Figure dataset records
##############################

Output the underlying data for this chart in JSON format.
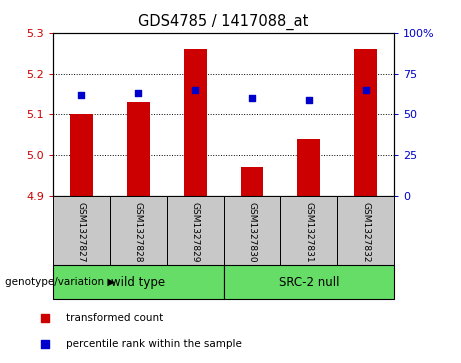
{
  "title": "GDS4785 / 1417088_at",
  "samples": [
    "GSM1327827",
    "GSM1327828",
    "GSM1327829",
    "GSM1327830",
    "GSM1327831",
    "GSM1327832"
  ],
  "red_values": [
    5.1,
    5.13,
    5.26,
    4.97,
    5.04,
    5.26
  ],
  "blue_percentiles": [
    62,
    63,
    65,
    60,
    59,
    65
  ],
  "ylim_left": [
    4.9,
    5.3
  ],
  "ylim_right": [
    0,
    100
  ],
  "yticks_left": [
    4.9,
    5.0,
    5.1,
    5.2,
    5.3
  ],
  "yticks_right": [
    0,
    25,
    50,
    75,
    100
  ],
  "ytick_labels_right": [
    "0",
    "25",
    "50",
    "75",
    "100%"
  ],
  "groups": [
    {
      "name": "wild type",
      "indices": [
        0,
        1,
        2
      ],
      "color": "#66DD66"
    },
    {
      "name": "SRC-2 null",
      "indices": [
        3,
        4,
        5
      ],
      "color": "#66DD66"
    }
  ],
  "group_label": "genotype/variation",
  "legend_red": "transformed count",
  "legend_blue": "percentile rank within the sample",
  "bar_color": "#CC0000",
  "dot_color": "#0000CC",
  "label_color_left": "#CC0000",
  "label_color_right": "#0000CC",
  "box_color": "#C8C8C8",
  "figsize": [
    4.61,
    3.63
  ],
  "dpi": 100
}
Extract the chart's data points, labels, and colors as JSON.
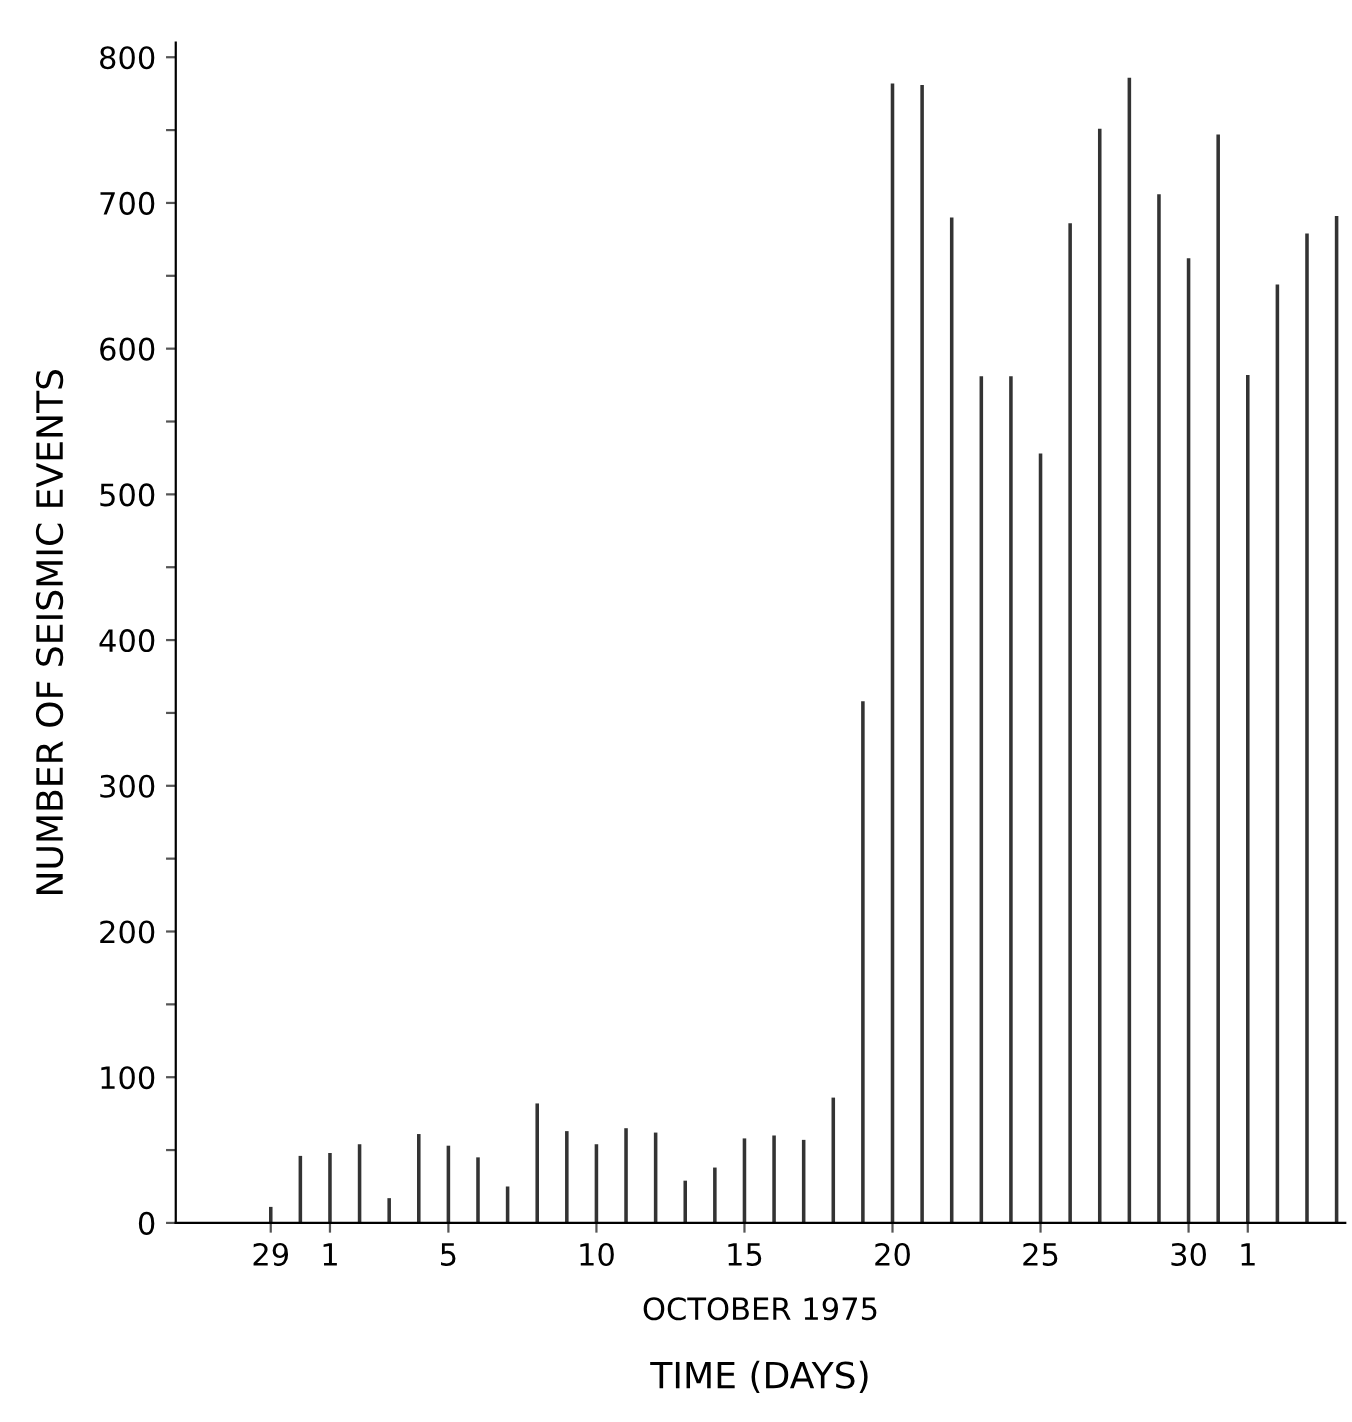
{
  "chart_data": {
    "type": "bar",
    "ylabel": "NUMBER OF SEISMIC EVENTS",
    "xlabel": "TIME (DAYS)",
    "annotations": [
      "OCTOBER 1975"
    ],
    "x": [
      "1975-09-29",
      "1975-09-30",
      "1975-10-01",
      "1975-10-02",
      "1975-10-03",
      "1975-10-04",
      "1975-10-05",
      "1975-10-06",
      "1975-10-07",
      "1975-10-08",
      "1975-10-09",
      "1975-10-10",
      "1975-10-11",
      "1975-10-12",
      "1975-10-13",
      "1975-10-14",
      "1975-10-15",
      "1975-10-16",
      "1975-10-17",
      "1975-10-18",
      "1975-10-19",
      "1975-10-20",
      "1975-10-21",
      "1975-10-22",
      "1975-10-23",
      "1975-10-24",
      "1975-10-25",
      "1975-10-26",
      "1975-10-27",
      "1975-10-28",
      "1975-10-29",
      "1975-10-30",
      "1975-10-31",
      "1975-11-01",
      "1975-11-02",
      "1975-11-03",
      "1975-11-04"
    ],
    "values": [
      11,
      46,
      48,
      54,
      17,
      61,
      53,
      45,
      25,
      82,
      63,
      54,
      65,
      62,
      29,
      38,
      58,
      60,
      57,
      86,
      358,
      782,
      781,
      690,
      581,
      581,
      528,
      686,
      751,
      786,
      706,
      662,
      747,
      582,
      644,
      679,
      691
    ],
    "color": "#333333",
    "xlim": [
      "1975-09-25T19:00",
      "1975-11-04T07:00"
    ],
    "xticks": [
      {
        "value": "1975-09-29",
        "label": "29"
      },
      {
        "value": "1975-10-01",
        "label": "1"
      },
      {
        "value": "1975-10-05",
        "label": "5"
      },
      {
        "value": "1975-10-10",
        "label": "10"
      },
      {
        "value": "1975-10-15",
        "label": "15"
      },
      {
        "value": "1975-10-20",
        "label": "20"
      },
      {
        "value": "1975-10-25",
        "label": "25"
      },
      {
        "value": "1975-10-30",
        "label": "30"
      },
      {
        "value": "1975-11-01",
        "label": "1"
      }
    ],
    "ylim": [
      0,
      810
    ],
    "yticks": [
      0,
      {
        "value": 50,
        "label": null
      },
      100,
      {
        "value": 150,
        "label": null
      },
      200,
      {
        "value": 250,
        "label": null
      },
      300,
      {
        "value": 350,
        "label": null
      },
      400,
      {
        "value": 450,
        "label": null
      },
      500,
      {
        "value": 550,
        "label": null
      },
      600,
      {
        "value": 650,
        "label": null
      },
      700,
      {
        "value": 750,
        "label": null
      },
      800
    ],
    "grid": false,
    "legend": false
  }
}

##############################

**Requirements**.
Leave the images out, please, and restate each line word for word.

**Final result**.
Output the underlying data for this chart in JSON format.
{
  "title": "GDS4785 / 1417088_at",
  "samples": [
    "GSM1327827",
    "GSM1327828",
    "GSM1327829",
    "GSM1327830",
    "GSM1327831",
    "GSM1327832"
  ],
  "red_values": [
    5.1,
    5.13,
    5.26,
    4.97,
    5.04,
    5.26
  ],
  "blue_percentiles": [
    62,
    63,
    65,
    60,
    59,
    65
  ],
  "ylim_left": [
    4.9,
    5.3
  ],
  "ylim_right": [
    0,
    100
  ],
  "yticks_left": [
    4.9,
    5.0,
    5.1,
    5.2,
    5.3
  ],
  "yticks_right": [
    0,
    25,
    50,
    75,
    100
  ],
  "ytick_labels_right": [
    "0",
    "25",
    "50",
    "75",
    "100%"
  ],
  "groups": [
    {
      "name": "wild type",
      "indices": [
        0,
        1,
        2
      ],
      "color": "#66DD66"
    },
    {
      "name": "SRC-2 null",
      "indices": [
        3,
        4,
        5
      ],
      "color": "#66DD66"
    }
  ],
  "group_label": "genotype/variation",
  "legend_red": "transformed count",
  "legend_blue": "percentile rank within the sample",
  "bar_color": "#CC0000",
  "dot_color": "#0000CC",
  "label_color_left": "#CC0000",
  "label_color_right": "#0000CC",
  "box_color": "#C8C8C8",
  "figsize": [
    4.61,
    3.63
  ],
  "dpi": 100
}
Extract the chart's data points, labels, and colors as JSON.
{
  "chart_data": {
    "type": "bar",
    "ylabel": "NUMBER OF SEISMIC EVENTS",
    "xlabel": "TIME (DAYS)",
    "annotations": [
      "OCTOBER 1975"
    ],
    "x": [
      "1975-09-29",
      "1975-09-30",
      "1975-10-01",
      "1975-10-02",
      "1975-10-03",
      "1975-10-04",
      "1975-10-05",
      "1975-10-06",
      "1975-10-07",
      "1975-10-08",
      "1975-10-09",
      "1975-10-10",
      "1975-10-11",
      "1975-10-12",
      "1975-10-13",
      "1975-10-14",
      "1975-10-15",
      "1975-10-16",
      "1975-10-17",
      "1975-10-18",
      "1975-10-19",
      "1975-10-20",
      "1975-10-21",
      "1975-10-22",
      "1975-10-23",
      "1975-10-24",
      "1975-10-25",
      "1975-10-26",
      "1975-10-27",
      "1975-10-28",
      "1975-10-29",
      "1975-10-30",
      "1975-10-31",
      "1975-11-01",
      "1975-11-02",
      "1975-11-03",
      "1975-11-04"
    ],
    "values": [
      11,
      46,
      48,
      54,
      17,
      61,
      53,
      45,
      25,
      82,
      63,
      54,
      65,
      62,
      29,
      38,
      58,
      60,
      57,
      86,
      358,
      782,
      781,
      690,
      581,
      581,
      528,
      686,
      751,
      786,
      706,
      662,
      747,
      582,
      644,
      679,
      691
    ],
    "color": "#333333",
    "xlim": [
      "1975-09-25T19:00",
      "1975-11-04T07:00"
    ],
    "xticks": [
      {
        "value": "1975-09-29",
        "label": "29"
      },
      {
        "value": "1975-10-01",
        "label": "1"
      },
      {
        "value": "1975-10-05",
        "label": "5"
      },
      {
        "value": "1975-10-10",
        "label": "10"
      },
      {
        "value": "1975-10-15",
        "label": "15"
      },
      {
        "value": "1975-10-20",
        "label": "20"
      },
      {
        "value": "1975-10-25",
        "label": "25"
      },
      {
        "value": "1975-10-30",
        "label": "30"
      },
      {
        "value": "1975-11-01",
        "label": "1"
      }
    ],
    "ylim": [
      0,
      810
    ],
    "yticks": [
      0,
      {
        "value": 50,
        "label": null
      },
      100,
      {
        "value": 150,
        "label": null
      },
      200,
      {
        "value": 250,
        "label": null
      },
      300,
      {
        "value": 350,
        "label": null
      },
      400,
      {
        "value": 450,
        "label": null
      },
      500,
      {
        "value": 550,
        "label": null
      },
      600,
      {
        "value": 650,
        "label": null
      },
      700,
      {
        "value": 750,
        "label": null
      },
      800
    ],
    "grid": false,
    "legend": false
  }
}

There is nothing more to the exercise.